# START OF Information given

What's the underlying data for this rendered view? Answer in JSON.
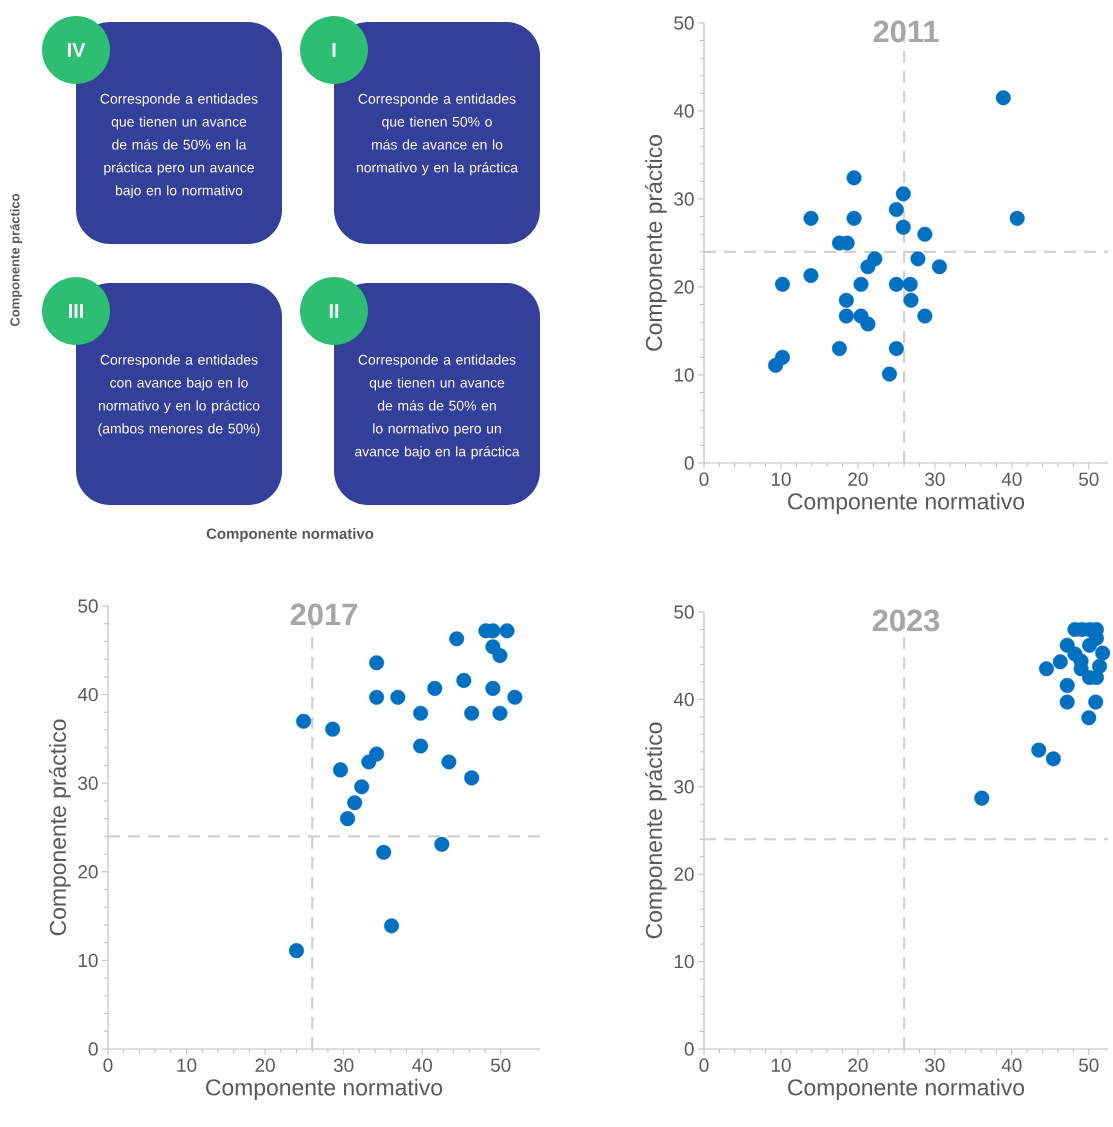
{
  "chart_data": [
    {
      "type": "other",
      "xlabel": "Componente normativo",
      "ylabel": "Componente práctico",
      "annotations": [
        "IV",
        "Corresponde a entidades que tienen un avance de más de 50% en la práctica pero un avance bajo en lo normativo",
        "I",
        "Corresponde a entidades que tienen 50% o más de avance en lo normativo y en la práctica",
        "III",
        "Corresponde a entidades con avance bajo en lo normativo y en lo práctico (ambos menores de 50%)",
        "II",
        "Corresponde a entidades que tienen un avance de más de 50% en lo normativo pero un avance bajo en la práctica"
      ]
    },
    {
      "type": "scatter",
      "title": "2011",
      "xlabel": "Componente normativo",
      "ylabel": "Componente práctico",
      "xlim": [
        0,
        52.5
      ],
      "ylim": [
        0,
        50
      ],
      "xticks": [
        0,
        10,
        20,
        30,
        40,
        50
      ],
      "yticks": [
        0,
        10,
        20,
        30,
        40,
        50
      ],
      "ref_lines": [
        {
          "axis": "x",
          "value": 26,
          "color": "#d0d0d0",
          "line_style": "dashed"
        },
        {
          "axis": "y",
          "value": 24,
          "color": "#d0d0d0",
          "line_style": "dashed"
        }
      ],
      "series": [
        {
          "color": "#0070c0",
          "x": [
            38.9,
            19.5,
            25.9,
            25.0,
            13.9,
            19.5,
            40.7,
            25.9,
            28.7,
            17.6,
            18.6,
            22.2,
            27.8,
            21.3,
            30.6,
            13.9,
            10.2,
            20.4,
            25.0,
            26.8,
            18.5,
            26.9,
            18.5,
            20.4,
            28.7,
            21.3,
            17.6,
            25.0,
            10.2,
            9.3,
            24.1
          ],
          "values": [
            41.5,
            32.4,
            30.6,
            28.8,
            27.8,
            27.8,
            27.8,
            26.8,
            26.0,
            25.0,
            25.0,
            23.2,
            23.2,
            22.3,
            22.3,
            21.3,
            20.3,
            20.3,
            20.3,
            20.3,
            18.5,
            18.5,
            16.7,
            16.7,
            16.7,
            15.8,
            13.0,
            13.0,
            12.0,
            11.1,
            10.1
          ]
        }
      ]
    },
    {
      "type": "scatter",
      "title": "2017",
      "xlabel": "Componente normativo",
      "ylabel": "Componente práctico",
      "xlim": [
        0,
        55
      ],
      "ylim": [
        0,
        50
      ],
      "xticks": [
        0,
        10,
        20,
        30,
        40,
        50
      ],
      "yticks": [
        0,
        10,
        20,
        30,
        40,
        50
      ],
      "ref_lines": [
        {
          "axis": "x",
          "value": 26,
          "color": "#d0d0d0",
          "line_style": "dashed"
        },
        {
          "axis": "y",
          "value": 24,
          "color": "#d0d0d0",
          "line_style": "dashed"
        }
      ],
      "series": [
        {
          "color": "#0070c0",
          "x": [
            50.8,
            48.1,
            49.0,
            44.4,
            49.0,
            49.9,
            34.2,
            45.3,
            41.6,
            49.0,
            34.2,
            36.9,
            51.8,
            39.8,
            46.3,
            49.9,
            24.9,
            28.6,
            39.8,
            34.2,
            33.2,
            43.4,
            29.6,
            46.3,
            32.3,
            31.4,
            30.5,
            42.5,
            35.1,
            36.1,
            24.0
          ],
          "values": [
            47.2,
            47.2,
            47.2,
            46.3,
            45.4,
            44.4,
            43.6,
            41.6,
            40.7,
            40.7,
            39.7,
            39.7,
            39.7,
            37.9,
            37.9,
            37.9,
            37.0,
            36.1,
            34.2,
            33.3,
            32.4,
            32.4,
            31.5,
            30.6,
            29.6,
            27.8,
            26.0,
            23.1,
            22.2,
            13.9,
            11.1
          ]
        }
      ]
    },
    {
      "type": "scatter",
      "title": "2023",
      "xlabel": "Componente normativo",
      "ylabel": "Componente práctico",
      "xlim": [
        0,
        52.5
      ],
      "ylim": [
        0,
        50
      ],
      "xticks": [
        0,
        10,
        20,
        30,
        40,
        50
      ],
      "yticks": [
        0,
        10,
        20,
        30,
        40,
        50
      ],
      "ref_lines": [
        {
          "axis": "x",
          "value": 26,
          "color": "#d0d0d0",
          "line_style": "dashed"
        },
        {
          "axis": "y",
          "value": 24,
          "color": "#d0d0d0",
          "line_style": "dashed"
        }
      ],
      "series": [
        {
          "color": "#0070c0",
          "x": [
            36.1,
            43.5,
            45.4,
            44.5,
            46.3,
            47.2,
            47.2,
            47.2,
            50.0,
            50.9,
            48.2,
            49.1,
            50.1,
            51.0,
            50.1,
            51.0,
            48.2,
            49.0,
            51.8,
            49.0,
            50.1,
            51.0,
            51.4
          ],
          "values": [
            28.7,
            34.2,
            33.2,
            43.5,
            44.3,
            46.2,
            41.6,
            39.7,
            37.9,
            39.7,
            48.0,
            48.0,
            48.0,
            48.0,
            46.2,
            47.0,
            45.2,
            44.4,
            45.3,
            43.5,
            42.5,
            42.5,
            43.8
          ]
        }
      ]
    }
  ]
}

# END OF Information given

What is needed:
Write the records above out again exactly, with no pictures in your copy.

Task output:
What's the underlying data for this rendered view? Answer in JSON.
{
  "chart_data": [
    {
      "type": "other",
      "xlabel": "Componente normativo",
      "ylabel": "Componente práctico",
      "annotations": [
        "IV",
        "Corresponde a entidades que tienen un avance de más de 50% en la práctica pero un avance bajo en lo normativo",
        "I",
        "Corresponde a entidades que tienen 50% o más de avance en lo normativo y en la práctica",
        "III",
        "Corresponde a entidades con avance bajo en lo normativo y en lo práctico (ambos menores de 50%)",
        "II",
        "Corresponde a entidades que tienen un avance de más de 50% en lo normativo pero un avance bajo en la práctica"
      ]
    },
    {
      "type": "scatter",
      "title": "2011",
      "xlabel": "Componente normativo",
      "ylabel": "Componente práctico",
      "xlim": [
        0,
        52.5
      ],
      "ylim": [
        0,
        50
      ],
      "xticks": [
        0,
        10,
        20,
        30,
        40,
        50
      ],
      "yticks": [
        0,
        10,
        20,
        30,
        40,
        50
      ],
      "ref_lines": [
        {
          "axis": "x",
          "value": 26,
          "color": "#d0d0d0",
          "line_style": "dashed"
        },
        {
          "axis": "y",
          "value": 24,
          "color": "#d0d0d0",
          "line_style": "dashed"
        }
      ],
      "series": [
        {
          "color": "#0070c0",
          "x": [
            38.9,
            19.5,
            25.9,
            25.0,
            13.9,
            19.5,
            40.7,
            25.9,
            28.7,
            17.6,
            18.6,
            22.2,
            27.8,
            21.3,
            30.6,
            13.9,
            10.2,
            20.4,
            25.0,
            26.8,
            18.5,
            26.9,
            18.5,
            20.4,
            28.7,
            21.3,
            17.6,
            25.0,
            10.2,
            9.3,
            24.1
          ],
          "values": [
            41.5,
            32.4,
            30.6,
            28.8,
            27.8,
            27.8,
            27.8,
            26.8,
            26.0,
            25.0,
            25.0,
            23.2,
            23.2,
            22.3,
            22.3,
            21.3,
            20.3,
            20.3,
            20.3,
            20.3,
            18.5,
            18.5,
            16.7,
            16.7,
            16.7,
            15.8,
            13.0,
            13.0,
            12.0,
            11.1,
            10.1
          ]
        }
      ]
    },
    {
      "type": "scatter",
      "title": "2017",
      "xlabel": "Componente normativo",
      "ylabel": "Componente práctico",
      "xlim": [
        0,
        55
      ],
      "ylim": [
        0,
        50
      ],
      "xticks": [
        0,
        10,
        20,
        30,
        40,
        50
      ],
      "yticks": [
        0,
        10,
        20,
        30,
        40,
        50
      ],
      "ref_lines": [
        {
          "axis": "x",
          "value": 26,
          "color": "#d0d0d0",
          "line_style": "dashed"
        },
        {
          "axis": "y",
          "value": 24,
          "color": "#d0d0d0",
          "line_style": "dashed"
        }
      ],
      "series": [
        {
          "color": "#0070c0",
          "x": [
            50.8,
            48.1,
            49.0,
            44.4,
            49.0,
            49.9,
            34.2,
            45.3,
            41.6,
            49.0,
            34.2,
            36.9,
            51.8,
            39.8,
            46.3,
            49.9,
            24.9,
            28.6,
            39.8,
            34.2,
            33.2,
            43.4,
            29.6,
            46.3,
            32.3,
            31.4,
            30.5,
            42.5,
            35.1,
            36.1,
            24.0
          ],
          "values": [
            47.2,
            47.2,
            47.2,
            46.3,
            45.4,
            44.4,
            43.6,
            41.6,
            40.7,
            40.7,
            39.7,
            39.7,
            39.7,
            37.9,
            37.9,
            37.9,
            37.0,
            36.1,
            34.2,
            33.3,
            32.4,
            32.4,
            31.5,
            30.6,
            29.6,
            27.8,
            26.0,
            23.1,
            22.2,
            13.9,
            11.1
          ]
        }
      ]
    },
    {
      "type": "scatter",
      "title": "2023",
      "xlabel": "Componente normativo",
      "ylabel": "Componente práctico",
      "xlim": [
        0,
        52.5
      ],
      "ylim": [
        0,
        50
      ],
      "xticks": [
        0,
        10,
        20,
        30,
        40,
        50
      ],
      "yticks": [
        0,
        10,
        20,
        30,
        40,
        50
      ],
      "ref_lines": [
        {
          "axis": "x",
          "value": 26,
          "color": "#d0d0d0",
          "line_style": "dashed"
        },
        {
          "axis": "y",
          "value": 24,
          "color": "#d0d0d0",
          "line_style": "dashed"
        }
      ],
      "series": [
        {
          "color": "#0070c0",
          "x": [
            36.1,
            43.5,
            45.4,
            44.5,
            46.3,
            47.2,
            47.2,
            47.2,
            50.0,
            50.9,
            48.2,
            49.1,
            50.1,
            51.0,
            50.1,
            51.0,
            48.2,
            49.0,
            51.8,
            49.0,
            50.1,
            51.0,
            51.4
          ],
          "values": [
            28.7,
            34.2,
            33.2,
            43.5,
            44.3,
            46.2,
            41.6,
            39.7,
            37.9,
            39.7,
            48.0,
            48.0,
            48.0,
            48.0,
            46.2,
            47.0,
            45.2,
            44.4,
            45.3,
            43.5,
            42.5,
            42.5,
            43.8
          ]
        }
      ]
    }
  ]
}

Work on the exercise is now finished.